'''

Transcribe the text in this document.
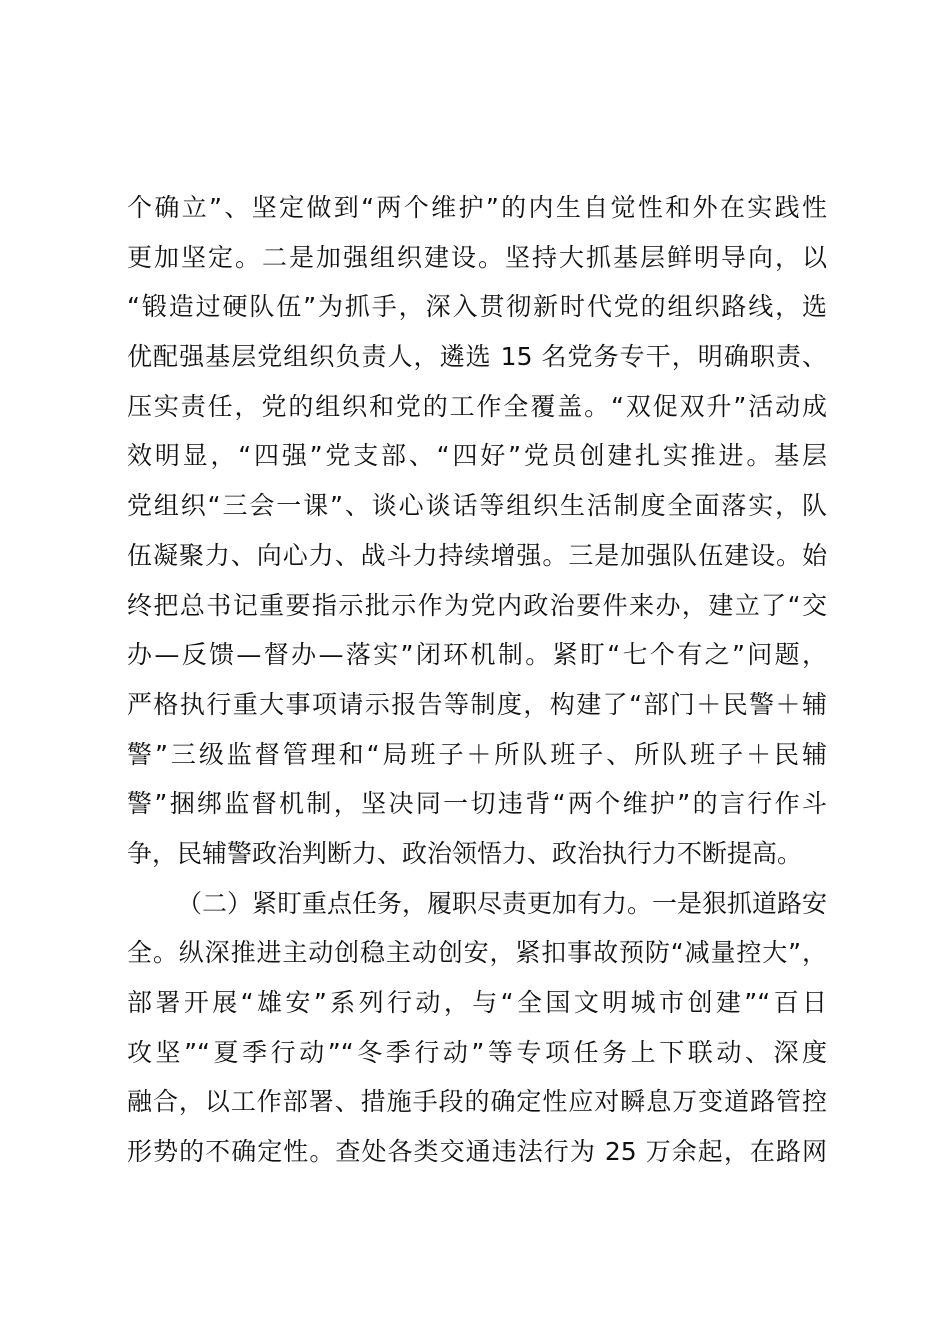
个确立”、坚定做到“两个维护”的内生自觉性和外在实践性
更加坚定。二是加强组织建设。坚持大抓基层鲜明导向，以
“锻造过硬队伍”为抓手，深入贯彻新时代党的组织路线，选
优配强基层党组织负责人，遴选 15 名党务专干，明确职责、
压实责任，党的组织和党的工作全覆盖。“双促双升”活动成
效明显，“四强”党支部、“四好”党员创建扎实推进。基层
党组织“三会一课”、谈心谈话等组织生活制度全面落实，队
伍凝聚力、向心力、战斗力持续增强。三是加强队伍建设。始
终把总书记重要指示批示作为党内政治要件来办，建立了“交
办—反馈—督办—落实”闭环机制。紧盯“七个有之”问题，
严格执行重大事项请示报告等制度，构建了“部门＋民警＋辅
警”三级监督管理和“局班子＋所队班子、所队班子＋民辅
警”捆绑监督机制，坚决同一切违背“两个维护”的言行作斗
争，民辅警政治判断力、政治领悟力、政治执行力不断提高。
（二）紧盯重点任务，履职尽责更加有力。一是狠抓道路安
全。纵深推进主动创稳主动创安，紧扣事故预防“减量控大”，
部署开展“雄安”系列行动，与“全国文明城市创建”“百日
攻坚”“夏季行动”“冬季行动”等专项任务上下联动、深度
融合，以工作部署、措施手段的确定性应对瞬息万变道路管控
形势的不确定性。查处各类交通违法行为 25 万余起，在路网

'''

• _What the task asks_
Each entry shown above must be quoted exactly, with its pictures left out.

• _Finished answer_
Transcribe the text in this document.
个确立”、坚定做到“两个维护”的内生自觉性和外在实践性
更加坚定。二是加强组织建设。坚持大抓基层鲜明导向，以
“锻造过硬队伍”为抓手，深入贯彻新时代党的组织路线，选
优配强基层党组织负责人，遴选 15 名党务专干，明确职责、
压实责任，党的组织和党的工作全覆盖。“双促双升”活动成
效明显，“四强”党支部、“四好”党员创建扎实推进。基层
党组织“三会一课”、谈心谈话等组织生活制度全面落实，队
伍凝聚力、向心力、战斗力持续增强。三是加强队伍建设。始
终把总书记重要指示批示作为党内政治要件来办，建立了“交
办—反馈—督办—落实”闭环机制。紧盯“七个有之”问题，
严格执行重大事项请示报告等制度，构建了“部门＋民警＋辅
警”三级监督管理和“局班子＋所队班子、所队班子＋民辅
警”捆绑监督机制，坚决同一切违背“两个维护”的言行作斗
争，民辅警政治判断力、政治领悟力、政治执行力不断提高。
（二）紧盯重点任务，履职尽责更加有力。一是狠抓道路安
全。纵深推进主动创稳主动创安，紧扣事故预防“减量控大”，
部署开展“雄安”系列行动，与“全国文明城市创建”“百日
攻坚”“夏季行动”“冬季行动”等专项任务上下联动、深度
融合，以工作部署、措施手段的确定性应对瞬息万变道路管控
形势的不确定性。查处各类交通违法行为 25 万余起，在路网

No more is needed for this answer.